(Collection entries)
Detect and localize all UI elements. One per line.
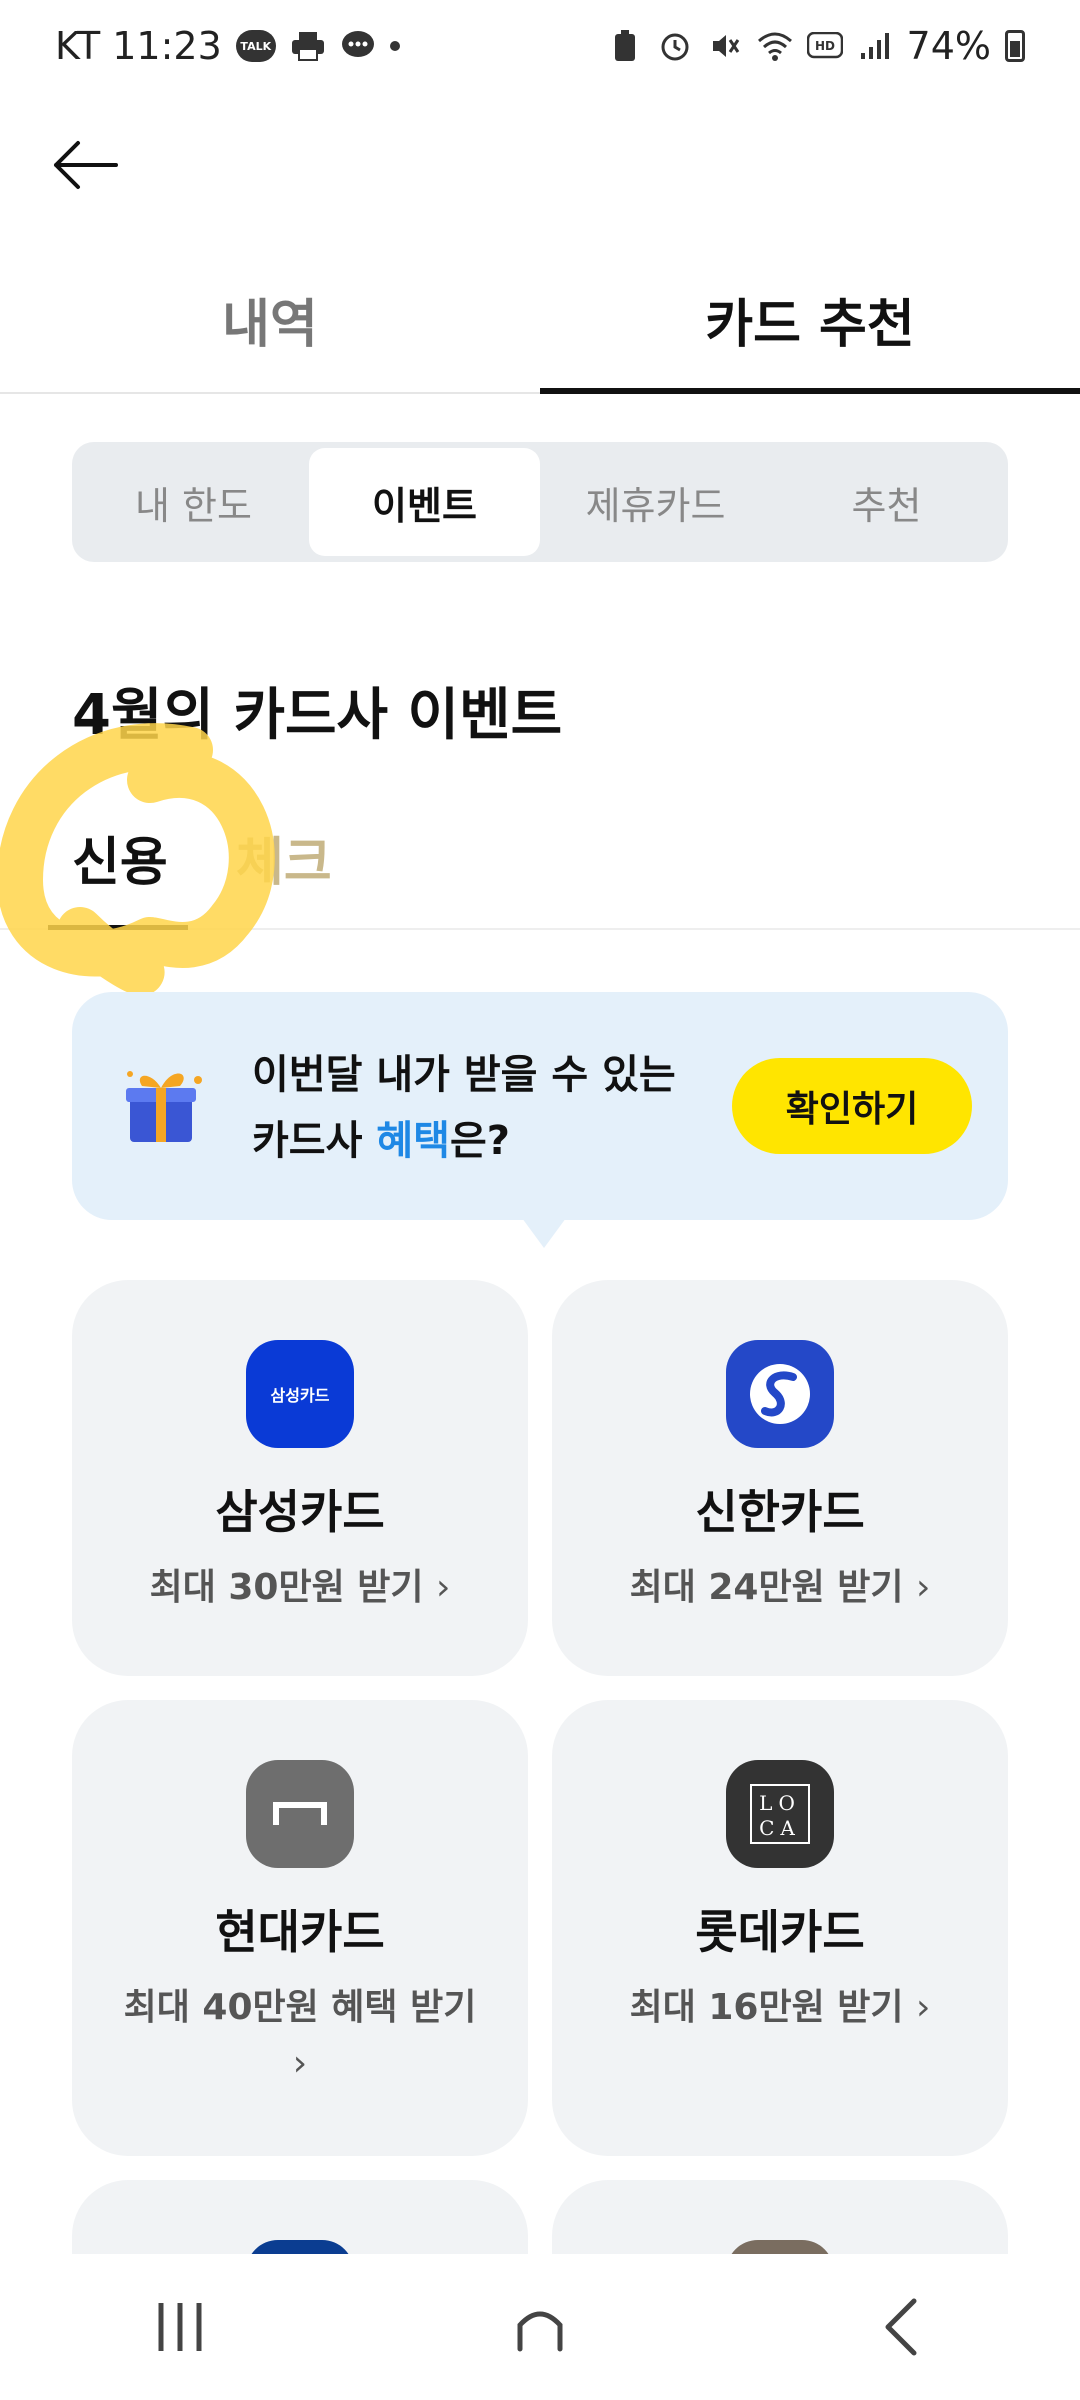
- hd-voice-icon: HD: [806, 28, 843, 64]
- system-back-button[interactable]: [840, 2277, 960, 2377]
- card-tile-shinhan[interactable]: 신한카드 최대 24만원 받기 ›: [552, 1280, 1008, 1676]
- svg-text:HD: HD: [815, 39, 835, 53]
- home-icon: [517, 2311, 563, 2352]
- battery-saver-icon: [607, 28, 643, 64]
- sub-tabs: 신용 체크: [0, 800, 1080, 930]
- promo-line1: 이번달 내가 받을 수 있는: [252, 1052, 676, 1098]
- subtab-indicator: [48, 925, 188, 930]
- tab-card-recommend[interactable]: 카드 추천: [540, 270, 1080, 394]
- chevron-right-icon: ›: [292, 2043, 308, 2084]
- card-name: 신한카드: [695, 1485, 865, 1539]
- segment-partner-card[interactable]: 제휴카드: [540, 448, 771, 556]
- promo-highlight: 혜택: [376, 1118, 450, 1164]
- status-bar: KT 11:23 TALK HD 74%: [0, 0, 1080, 100]
- wifi-icon: [757, 28, 793, 64]
- subtab-credit[interactable]: 신용: [72, 820, 168, 895]
- system-nav-bar: [0, 2254, 1080, 2400]
- card-name: 롯데카드: [695, 1905, 865, 1959]
- signal-icon: [857, 28, 893, 64]
- recent-apps-button[interactable]: [120, 2277, 240, 2377]
- arrow-left-icon: [54, 141, 118, 189]
- benefit-text: 최대 30만원 받기: [149, 1567, 424, 1608]
- chevron-left-icon: [885, 2298, 917, 2356]
- card-benefit: 최대 30만원 받기 ›: [110, 1560, 491, 1616]
- benefit-text: 최대 24만원 받기: [629, 1567, 904, 1608]
- segment-my-limit[interactable]: 내 한도: [78, 448, 309, 556]
- notification-dot-icon: [389, 41, 400, 51]
- promo-line2-prefix: 카드사: [252, 1118, 377, 1164]
- promo-text: 이번달 내가 받을 수 있는 카드사 혜택은?: [252, 1042, 676, 1174]
- segmented-control: 내 한도 이벤트 제휴카드 추천: [72, 442, 1008, 562]
- svg-text:CA: CA: [759, 1816, 801, 1840]
- card-name: 현대카드: [215, 1905, 385, 1959]
- samsung-card-logo-icon: 삼성카드: [246, 1340, 354, 1448]
- mute-icon: [707, 28, 743, 64]
- status-right: HD 74%: [607, 24, 1025, 68]
- card-tile-hyundai[interactable]: 현대카드 최대 40만원 혜택 받기 ›: [72, 1700, 528, 2156]
- back-button[interactable]: [40, 120, 130, 210]
- printer-icon: [290, 28, 326, 64]
- section-title: 4월의 카드사 이벤트: [72, 683, 563, 748]
- carrier-time: KT 11:23: [55, 24, 222, 68]
- svg-text:LO: LO: [759, 1791, 801, 1815]
- shinhan-card-logo-icon: [726, 1340, 834, 1448]
- card-benefit: 최대 40만원 혜택 받기 ›: [84, 1980, 517, 2092]
- status-left: KT 11:23 TALK: [55, 24, 400, 68]
- lotte-card-logo-icon: LO CA: [726, 1760, 834, 1868]
- card-tile-lotte[interactable]: LO CA 롯데카드 최대 16만원 받기 ›: [552, 1700, 1008, 2156]
- card-tile-samsung[interactable]: 삼성카드 삼성카드 최대 30만원 받기 ›: [72, 1280, 528, 1676]
- home-button[interactable]: [480, 2277, 600, 2377]
- confirm-button[interactable]: 확인하기: [732, 1058, 972, 1154]
- card-benefit: 최대 16만원 받기 ›: [590, 1980, 971, 2036]
- promo-line2: 카드사 혜택은?: [252, 1108, 676, 1174]
- segment-recommend[interactable]: 추천: [771, 448, 1002, 556]
- promo-banner[interactable]: 이번달 내가 받을 수 있는 카드사 혜택은? 확인하기: [72, 992, 1008, 1248]
- promo-line2-suffix: 은?: [449, 1118, 510, 1164]
- chevron-right-icon: ›: [916, 1987, 931, 2028]
- benefit-text: 최대 16만원 받기: [629, 1987, 904, 2028]
- segment-event[interactable]: 이벤트: [309, 448, 540, 556]
- recent-apps-icon: [158, 2303, 202, 2351]
- battery-percent: 74%: [906, 24, 991, 68]
- chevron-right-icon: ›: [916, 1567, 931, 1608]
- gift-box-icon: [126, 1071, 202, 1142]
- hyundai-card-logo-icon: [246, 1760, 354, 1868]
- kakaotalk-icon: TALK: [235, 30, 276, 62]
- subtab-check[interactable]: 체크: [236, 820, 332, 895]
- chevron-right-icon: ›: [436, 1567, 451, 1608]
- battery-icon: [1005, 30, 1025, 62]
- message-icon: [340, 28, 376, 64]
- tab-history[interactable]: 내역: [0, 270, 540, 392]
- card-name: 삼성카드: [215, 1485, 385, 1539]
- card-benefit: 최대 24만원 받기 ›: [590, 1560, 971, 1616]
- benefit-text: 최대 40만원 혜택 받기: [123, 1987, 477, 2028]
- top-tabs: 내역 카드 추천: [0, 270, 1080, 394]
- alarm-icon: [657, 28, 693, 64]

_Requirements_.
Copy all the records above word for word, leaving out the pictures.

_Solution to this exercise_.
Detect and localize all UI elements. One per line.
- hd-voice-icon: HD: [806, 28, 843, 64]
- system-back-button[interactable]: [840, 2277, 960, 2377]
- card-tile-shinhan[interactable]: 신한카드 최대 24만원 받기 ›: [552, 1280, 1008, 1676]
- svg-text:HD: HD: [815, 39, 835, 53]
- home-icon: [517, 2311, 563, 2352]
- battery-saver-icon: [607, 28, 643, 64]
- sub-tabs: 신용 체크: [0, 800, 1080, 930]
- promo-line1: 이번달 내가 받을 수 있는: [252, 1052, 676, 1098]
- subtab-indicator: [48, 925, 188, 930]
- tab-card-recommend[interactable]: 카드 추천: [540, 270, 1080, 394]
- chevron-right-icon: ›: [292, 2043, 308, 2084]
- card-name: 신한카드: [695, 1485, 865, 1539]
- segment-partner-card[interactable]: 제휴카드: [540, 448, 771, 556]
- promo-highlight: 혜택: [376, 1118, 450, 1164]
- status-bar: KT 11:23 TALK HD 74%: [0, 0, 1080, 100]
- wifi-icon: [757, 28, 793, 64]
- subtab-credit[interactable]: 신용: [72, 820, 168, 895]
- system-nav-bar: [0, 2254, 1080, 2400]
- card-name: 롯데카드: [695, 1905, 865, 1959]
- signal-icon: [857, 28, 893, 64]
- recent-apps-button[interactable]: [120, 2277, 240, 2377]
- arrow-left-icon: [54, 141, 118, 189]
- benefit-text: 최대 30만원 받기: [149, 1567, 424, 1608]
- chevron-left-icon: [885, 2298, 917, 2356]
- card-benefit: 최대 30만원 받기 ›: [110, 1560, 491, 1616]
- benefit-text: 최대 24만원 받기: [629, 1567, 904, 1608]
- segment-my-limit[interactable]: 내 한도: [78, 448, 309, 556]
- notification-dot-icon: [389, 41, 400, 51]
- promo-line2-prefix: 카드사: [252, 1118, 377, 1164]
- promo-text: 이번달 내가 받을 수 있는 카드사 혜택은?: [252, 1042, 676, 1174]
- segmented-control: 내 한도 이벤트 제휴카드 추천: [72, 442, 1008, 562]
- svg-text:CA: CA: [759, 1816, 801, 1840]
- card-name: 현대카드: [215, 1905, 385, 1959]
- samsung-card-logo-icon: 삼성카드: [246, 1340, 354, 1448]
- mute-icon: [707, 28, 743, 64]
- status-right: HD 74%: [607, 24, 1025, 68]
- card-tile-hyundai[interactable]: 현대카드 최대 40만원 혜택 받기 ›: [72, 1700, 528, 2156]
- back-button[interactable]: [40, 120, 130, 210]
- printer-icon: [290, 28, 326, 64]
- section-title: 4월의 카드사 이벤트: [72, 683, 563, 748]
- carrier-time: KT 11:23: [55, 24, 222, 68]
- svg-text:LO: LO: [759, 1791, 801, 1815]
- shinhan-card-logo-icon: [726, 1340, 834, 1448]
- card-benefit: 최대 40만원 혜택 받기 ›: [84, 1980, 517, 2092]
- status-left: KT 11:23 TALK: [55, 24, 400, 68]
- lotte-card-logo-icon: LO CA: [726, 1760, 834, 1868]
- card-tile-lotte[interactable]: LO CA 롯데카드 최대 16만원 받기 ›: [552, 1700, 1008, 2156]
- card-tile-samsung[interactable]: 삼성카드 삼성카드 최대 30만원 받기 ›: [72, 1280, 528, 1676]
- home-button[interactable]: [480, 2277, 600, 2377]
- confirm-button[interactable]: 확인하기: [732, 1058, 972, 1154]
- card-benefit: 최대 16만원 받기 ›: [590, 1980, 971, 2036]
- promo-line2: 카드사 혜택은?: [252, 1108, 676, 1174]
- segment-recommend[interactable]: 추천: [771, 448, 1002, 556]
- promo-banner[interactable]: 이번달 내가 받을 수 있는 카드사 혜택은? 확인하기: [72, 992, 1008, 1248]
- promo-line2-suffix: 은?: [449, 1118, 510, 1164]
- chevron-right-icon: ›: [916, 1987, 931, 2028]
- benefit-text: 최대 16만원 받기: [629, 1987, 904, 2028]
- segment-event[interactable]: 이벤트: [309, 448, 540, 556]
- recent-apps-icon: [158, 2303, 202, 2351]
- battery-percent: 74%: [906, 24, 991, 68]
- chevron-right-icon: ›: [916, 1567, 931, 1608]
- gift-box-icon: [126, 1071, 202, 1142]
- hyundai-card-logo-icon: [246, 1760, 354, 1868]
- kakaotalk-icon: TALK: [235, 30, 276, 62]
- subtab-check[interactable]: 체크: [236, 820, 332, 895]
- chevron-right-icon: ›: [436, 1567, 451, 1608]
- battery-icon: [1005, 30, 1025, 62]
- message-icon: [340, 28, 376, 64]
- tab-history[interactable]: 내역: [0, 270, 540, 392]
- card-name: 삼성카드: [215, 1485, 385, 1539]
- card-benefit: 최대 24만원 받기 ›: [590, 1560, 971, 1616]
- benefit-text: 최대 40만원 혜택 받기: [123, 1987, 477, 2028]
- top-tabs: 내역 카드 추천: [0, 270, 1080, 394]
- alarm-icon: [657, 28, 693, 64]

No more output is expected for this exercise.